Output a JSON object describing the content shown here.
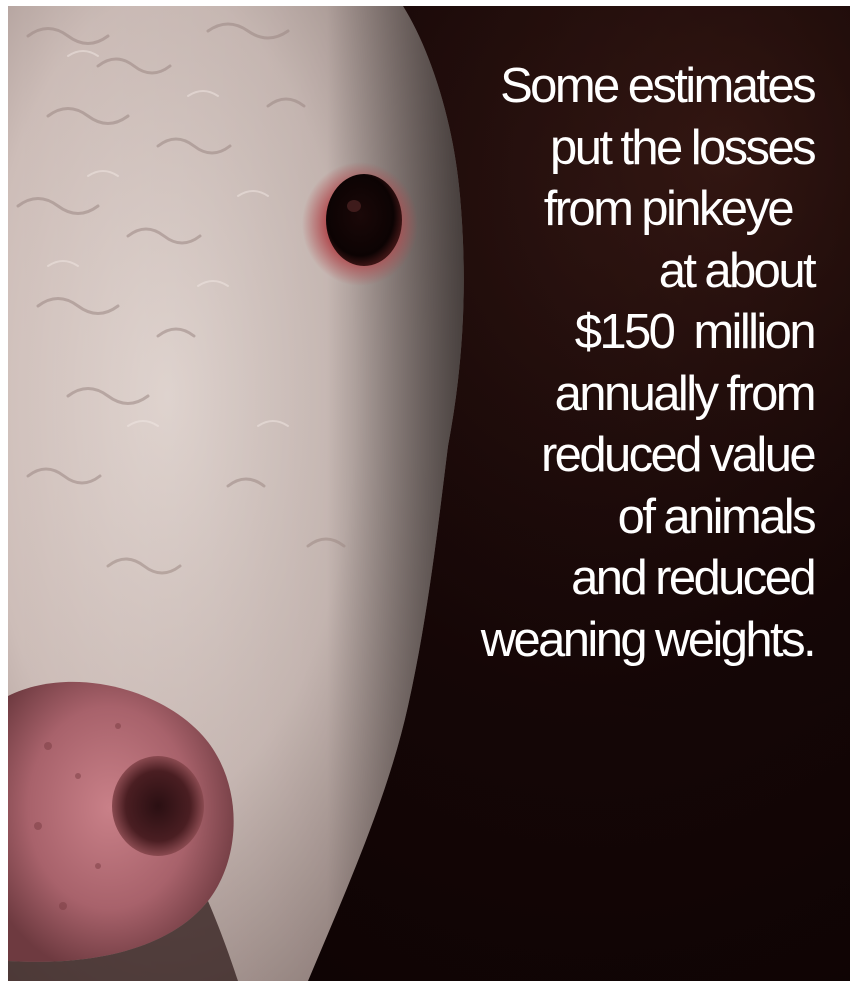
{
  "caption": {
    "lines": [
      "Some estimates",
      "put the losses",
      "from pinkeye",
      "at about",
      "$150  million",
      "annually from",
      "reduced value",
      "of animals",
      "and reduced",
      "weaning weights."
    ]
  },
  "photo": {
    "subject": "close-up of a white-faced cow"
  },
  "colors": {
    "background": "#120505",
    "caption_text": "#ffffff",
    "hide": "#d9cbc6",
    "nose": "#b8727a"
  }
}
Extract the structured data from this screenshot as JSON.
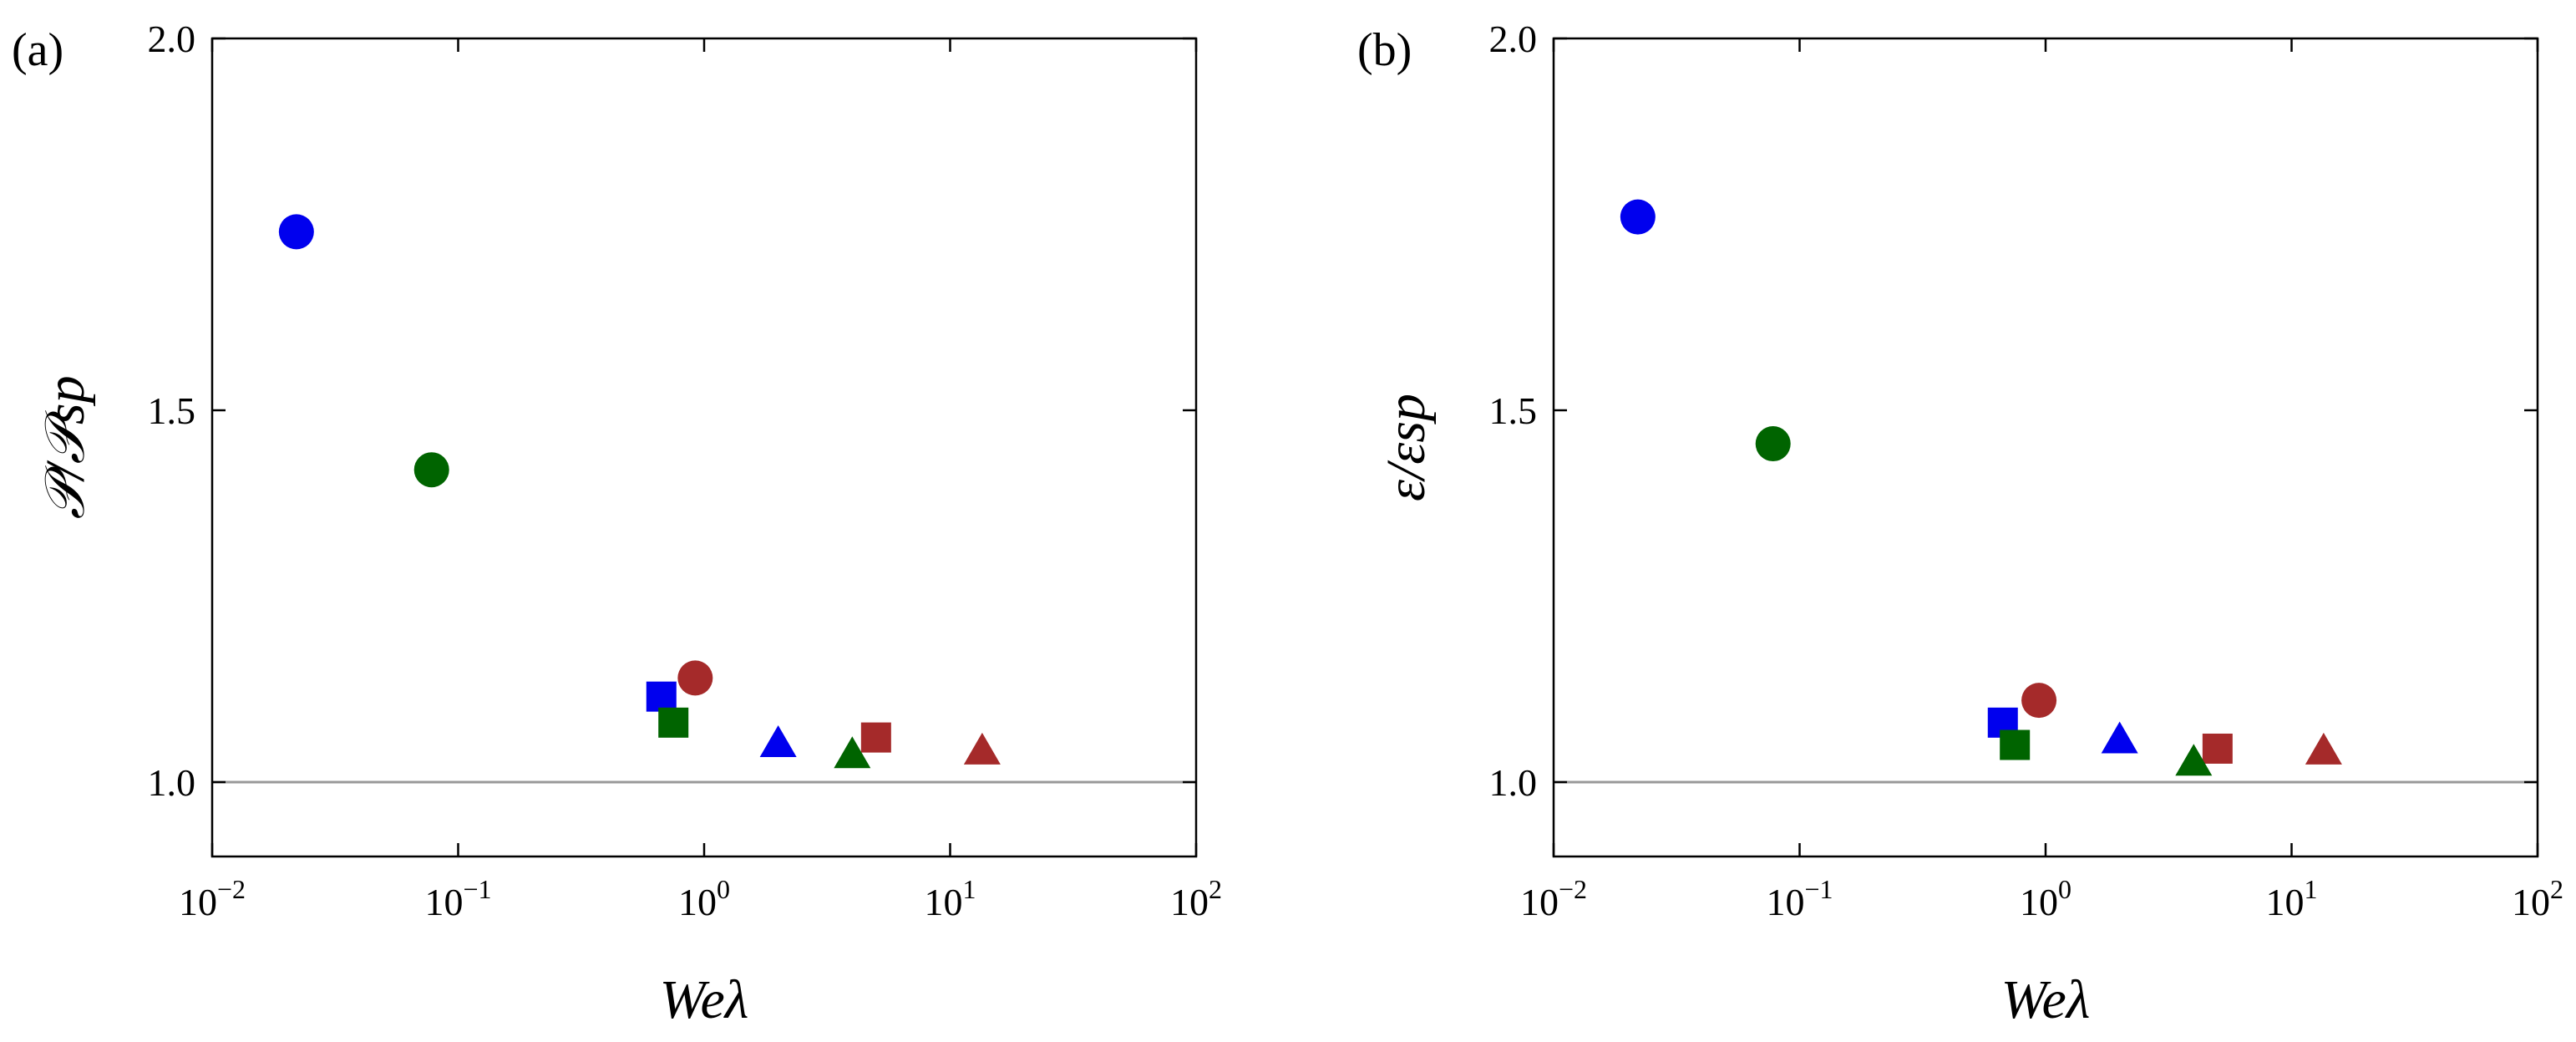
{
  "chart_data": [
    {
      "type": "scatter",
      "panel_label": "(a)",
      "xlabel": "Weλ",
      "ylabel": "𝒫/𝒫sp",
      "xscale": "log",
      "xlim": [
        0.01,
        100
      ],
      "ylim": [
        0.9,
        2.0
      ],
      "xticks": [
        {
          "value": 0.01,
          "base": "10",
          "exp": "−2"
        },
        {
          "value": 0.1,
          "base": "10",
          "exp": "−1"
        },
        {
          "value": 1,
          "base": "10",
          "exp": "0"
        },
        {
          "value": 10,
          "base": "10",
          "exp": "1"
        },
        {
          "value": 100,
          "base": "10",
          "exp": "2"
        }
      ],
      "yticks": [
        {
          "value": 1.0,
          "label": "1.0"
        },
        {
          "value": 1.5,
          "label": "1.5"
        },
        {
          "value": 2.0,
          "label": "2.0"
        }
      ],
      "reference_line": {
        "y": 1.0,
        "color": "#999999"
      },
      "grid": false,
      "points": [
        {
          "x": 0.022,
          "y": 1.74,
          "marker": "circle",
          "color": "#0000ee"
        },
        {
          "x": 0.078,
          "y": 1.42,
          "marker": "circle",
          "color": "#006400"
        },
        {
          "x": 0.92,
          "y": 1.14,
          "marker": "circle",
          "color": "#a52a2a"
        },
        {
          "x": 0.67,
          "y": 1.115,
          "marker": "square",
          "color": "#0000ee"
        },
        {
          "x": 0.75,
          "y": 1.08,
          "marker": "square",
          "color": "#006400"
        },
        {
          "x": 5.0,
          "y": 1.06,
          "marker": "square",
          "color": "#a52a2a"
        },
        {
          "x": 2.0,
          "y": 1.05,
          "marker": "triangle",
          "color": "#0000ee"
        },
        {
          "x": 4.0,
          "y": 1.035,
          "marker": "triangle",
          "color": "#006400"
        },
        {
          "x": 13.5,
          "y": 1.04,
          "marker": "triangle",
          "color": "#a52a2a"
        }
      ]
    },
    {
      "type": "scatter",
      "panel_label": "(b)",
      "xlabel": "Weλ",
      "ylabel": "ε/εsp",
      "xscale": "log",
      "xlim": [
        0.01,
        100
      ],
      "ylim": [
        0.9,
        2.0
      ],
      "xticks": [
        {
          "value": 0.01,
          "base": "10",
          "exp": "−2"
        },
        {
          "value": 0.1,
          "base": "10",
          "exp": "−1"
        },
        {
          "value": 1,
          "base": "10",
          "exp": "0"
        },
        {
          "value": 10,
          "base": "10",
          "exp": "1"
        },
        {
          "value": 100,
          "base": "10",
          "exp": "2"
        }
      ],
      "yticks": [
        {
          "value": 1.0,
          "label": "1.0"
        },
        {
          "value": 1.5,
          "label": "1.5"
        },
        {
          "value": 2.0,
          "label": "2.0"
        }
      ],
      "reference_line": {
        "y": 1.0,
        "color": "#999999"
      },
      "grid": false,
      "points": [
        {
          "x": 0.022,
          "y": 1.76,
          "marker": "circle",
          "color": "#0000ee"
        },
        {
          "x": 0.078,
          "y": 1.455,
          "marker": "circle",
          "color": "#006400"
        },
        {
          "x": 0.94,
          "y": 1.11,
          "marker": "circle",
          "color": "#a52a2a"
        },
        {
          "x": 0.67,
          "y": 1.08,
          "marker": "square",
          "color": "#0000ee"
        },
        {
          "x": 0.75,
          "y": 1.05,
          "marker": "square",
          "color": "#006400"
        },
        {
          "x": 5.0,
          "y": 1.045,
          "marker": "square",
          "color": "#a52a2a"
        },
        {
          "x": 2.0,
          "y": 1.055,
          "marker": "triangle",
          "color": "#0000ee"
        },
        {
          "x": 4.0,
          "y": 1.025,
          "marker": "triangle",
          "color": "#006400"
        },
        {
          "x": 13.5,
          "y": 1.04,
          "marker": "triangle",
          "color": "#a52a2a"
        }
      ]
    }
  ]
}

• • • • • • •

**What this task involves**
Using the listing above, show each line holding the string "from".

**Task response**
      "from pinkeye",
      "annually from",
Extract the structured data from this screenshot as JSON.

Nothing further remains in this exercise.